Data shown
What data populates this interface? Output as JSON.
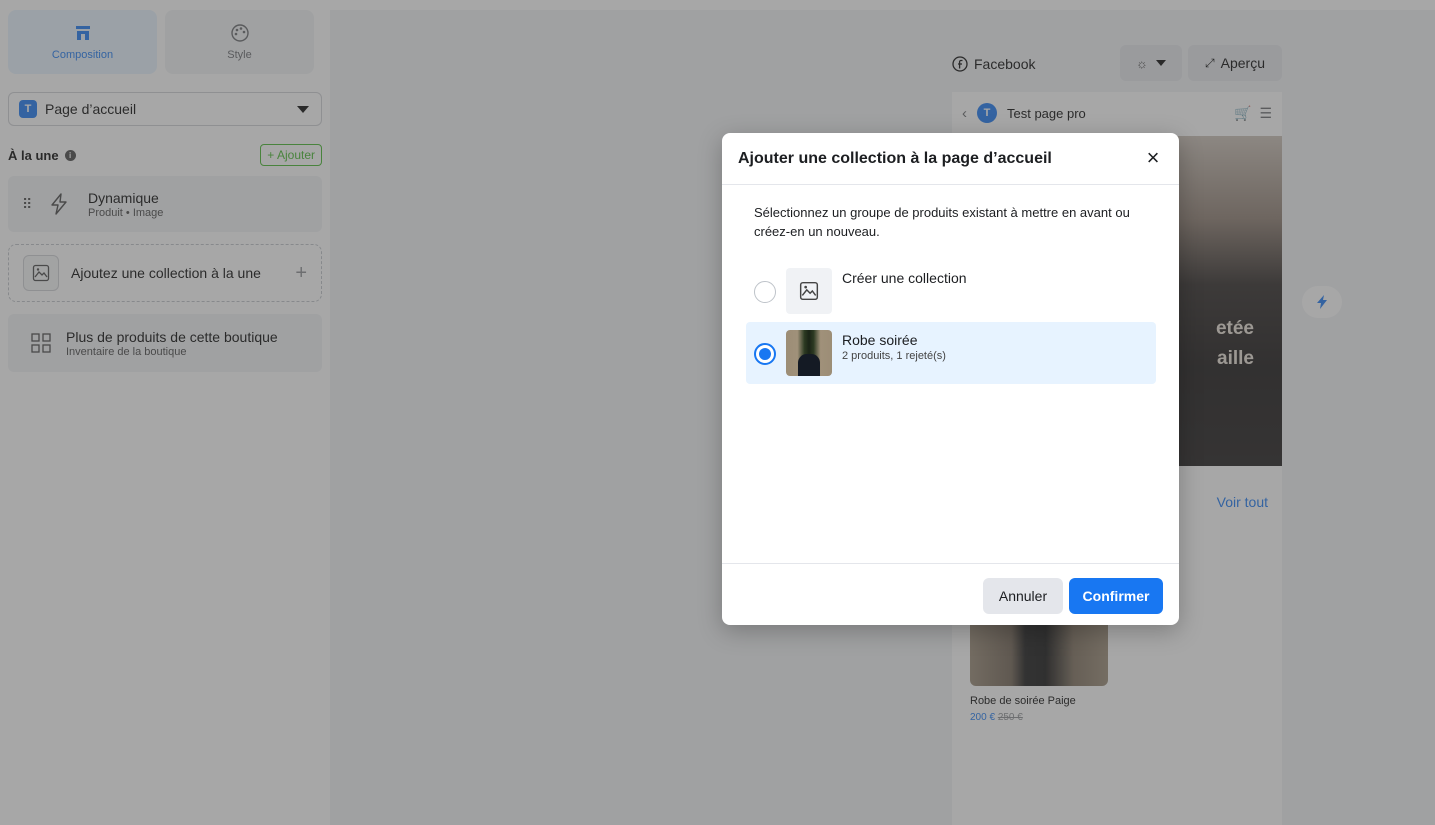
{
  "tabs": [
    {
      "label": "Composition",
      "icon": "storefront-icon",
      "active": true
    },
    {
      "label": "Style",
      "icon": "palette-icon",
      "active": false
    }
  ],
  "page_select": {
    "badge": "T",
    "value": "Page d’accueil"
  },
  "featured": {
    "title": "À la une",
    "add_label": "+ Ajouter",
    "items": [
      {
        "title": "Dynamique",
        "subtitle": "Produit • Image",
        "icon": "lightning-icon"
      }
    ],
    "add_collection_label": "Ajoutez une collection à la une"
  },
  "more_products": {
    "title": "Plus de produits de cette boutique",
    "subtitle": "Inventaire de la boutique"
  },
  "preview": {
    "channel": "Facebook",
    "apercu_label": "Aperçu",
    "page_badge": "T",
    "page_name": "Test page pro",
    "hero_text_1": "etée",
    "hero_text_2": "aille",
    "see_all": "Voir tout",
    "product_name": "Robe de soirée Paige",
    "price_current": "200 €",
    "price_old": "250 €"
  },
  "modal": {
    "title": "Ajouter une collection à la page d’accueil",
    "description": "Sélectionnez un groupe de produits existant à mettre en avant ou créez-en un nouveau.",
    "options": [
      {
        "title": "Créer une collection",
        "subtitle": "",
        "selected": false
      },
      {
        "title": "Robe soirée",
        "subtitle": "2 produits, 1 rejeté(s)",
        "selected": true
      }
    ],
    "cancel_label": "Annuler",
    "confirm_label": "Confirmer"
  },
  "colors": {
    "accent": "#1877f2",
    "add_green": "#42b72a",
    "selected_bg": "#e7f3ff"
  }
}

Task objective
Without the pictures, restate each entry exactly.

Reply
What data populates this interface? Output as JSON.
{
  "tabs": [
    {
      "label": "Composition",
      "icon": "storefront-icon",
      "active": true
    },
    {
      "label": "Style",
      "icon": "palette-icon",
      "active": false
    }
  ],
  "page_select": {
    "badge": "T",
    "value": "Page d’accueil"
  },
  "featured": {
    "title": "À la une",
    "add_label": "+ Ajouter",
    "items": [
      {
        "title": "Dynamique",
        "subtitle": "Produit • Image",
        "icon": "lightning-icon"
      }
    ],
    "add_collection_label": "Ajoutez une collection à la une"
  },
  "more_products": {
    "title": "Plus de produits de cette boutique",
    "subtitle": "Inventaire de la boutique"
  },
  "preview": {
    "channel": "Facebook",
    "apercu_label": "Aperçu",
    "page_badge": "T",
    "page_name": "Test page pro",
    "hero_text_1": "etée",
    "hero_text_2": "aille",
    "see_all": "Voir tout",
    "product_name": "Robe de soirée Paige",
    "price_current": "200 €",
    "price_old": "250 €"
  },
  "modal": {
    "title": "Ajouter une collection à la page d’accueil",
    "description": "Sélectionnez un groupe de produits existant à mettre en avant ou créez-en un nouveau.",
    "options": [
      {
        "title": "Créer une collection",
        "subtitle": "",
        "selected": false
      },
      {
        "title": "Robe soirée",
        "subtitle": "2 produits, 1 rejeté(s)",
        "selected": true
      }
    ],
    "cancel_label": "Annuler",
    "confirm_label": "Confirmer"
  },
  "colors": {
    "accent": "#1877f2",
    "add_green": "#42b72a",
    "selected_bg": "#e7f3ff"
  }
}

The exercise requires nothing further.